▸ SOURCE MATERIAL
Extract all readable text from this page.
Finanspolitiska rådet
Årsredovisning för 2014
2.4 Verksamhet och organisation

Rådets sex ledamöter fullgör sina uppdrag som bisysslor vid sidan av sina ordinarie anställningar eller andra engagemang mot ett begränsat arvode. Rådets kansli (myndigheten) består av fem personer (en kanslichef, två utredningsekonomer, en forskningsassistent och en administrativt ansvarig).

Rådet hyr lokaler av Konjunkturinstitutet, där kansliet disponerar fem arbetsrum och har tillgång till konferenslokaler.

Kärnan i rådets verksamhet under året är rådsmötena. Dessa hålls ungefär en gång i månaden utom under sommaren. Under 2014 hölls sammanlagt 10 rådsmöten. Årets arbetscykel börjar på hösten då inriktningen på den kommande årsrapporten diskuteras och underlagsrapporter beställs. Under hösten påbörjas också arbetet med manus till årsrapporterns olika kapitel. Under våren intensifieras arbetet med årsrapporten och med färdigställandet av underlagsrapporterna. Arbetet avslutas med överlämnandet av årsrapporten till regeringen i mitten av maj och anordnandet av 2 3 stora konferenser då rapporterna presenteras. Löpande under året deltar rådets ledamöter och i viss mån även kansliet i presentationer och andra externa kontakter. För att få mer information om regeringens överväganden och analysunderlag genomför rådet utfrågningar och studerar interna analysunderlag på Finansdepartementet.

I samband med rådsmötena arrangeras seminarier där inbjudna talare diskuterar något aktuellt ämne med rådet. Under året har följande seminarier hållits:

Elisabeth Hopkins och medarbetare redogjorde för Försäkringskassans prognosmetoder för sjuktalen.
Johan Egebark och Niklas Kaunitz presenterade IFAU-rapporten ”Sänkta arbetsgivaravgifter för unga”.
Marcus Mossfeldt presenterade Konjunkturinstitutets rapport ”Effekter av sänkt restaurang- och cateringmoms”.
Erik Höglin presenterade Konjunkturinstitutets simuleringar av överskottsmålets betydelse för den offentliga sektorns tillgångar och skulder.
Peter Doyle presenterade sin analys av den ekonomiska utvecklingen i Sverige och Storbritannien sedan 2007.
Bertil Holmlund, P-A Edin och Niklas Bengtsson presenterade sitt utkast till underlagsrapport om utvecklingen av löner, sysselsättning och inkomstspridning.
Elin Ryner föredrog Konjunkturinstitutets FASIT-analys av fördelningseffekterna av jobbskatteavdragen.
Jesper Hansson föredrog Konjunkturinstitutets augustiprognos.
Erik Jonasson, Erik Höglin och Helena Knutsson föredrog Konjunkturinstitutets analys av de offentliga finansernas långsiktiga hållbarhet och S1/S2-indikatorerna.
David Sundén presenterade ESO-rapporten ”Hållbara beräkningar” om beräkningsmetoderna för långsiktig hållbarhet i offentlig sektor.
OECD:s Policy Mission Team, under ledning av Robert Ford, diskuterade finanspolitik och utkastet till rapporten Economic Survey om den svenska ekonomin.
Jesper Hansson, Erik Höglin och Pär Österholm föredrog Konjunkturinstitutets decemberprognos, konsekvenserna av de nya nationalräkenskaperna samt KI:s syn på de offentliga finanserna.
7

▸ WORK INSTRUCTIONS
Would you please copy each line of the listing that contains the word "Hansson"?

▸ TASK ANSWER
Jesper Hansson föredrog Konjunkturinstitutets augustiprognos.
Jesper Hansson, Erik Höglin och Pär Österholm föredrog Konjunkturinstitutets decemberprognos, konsekvenserna av de nya nationalräkenskaperna samt KI:s syn på de offentliga finanserna.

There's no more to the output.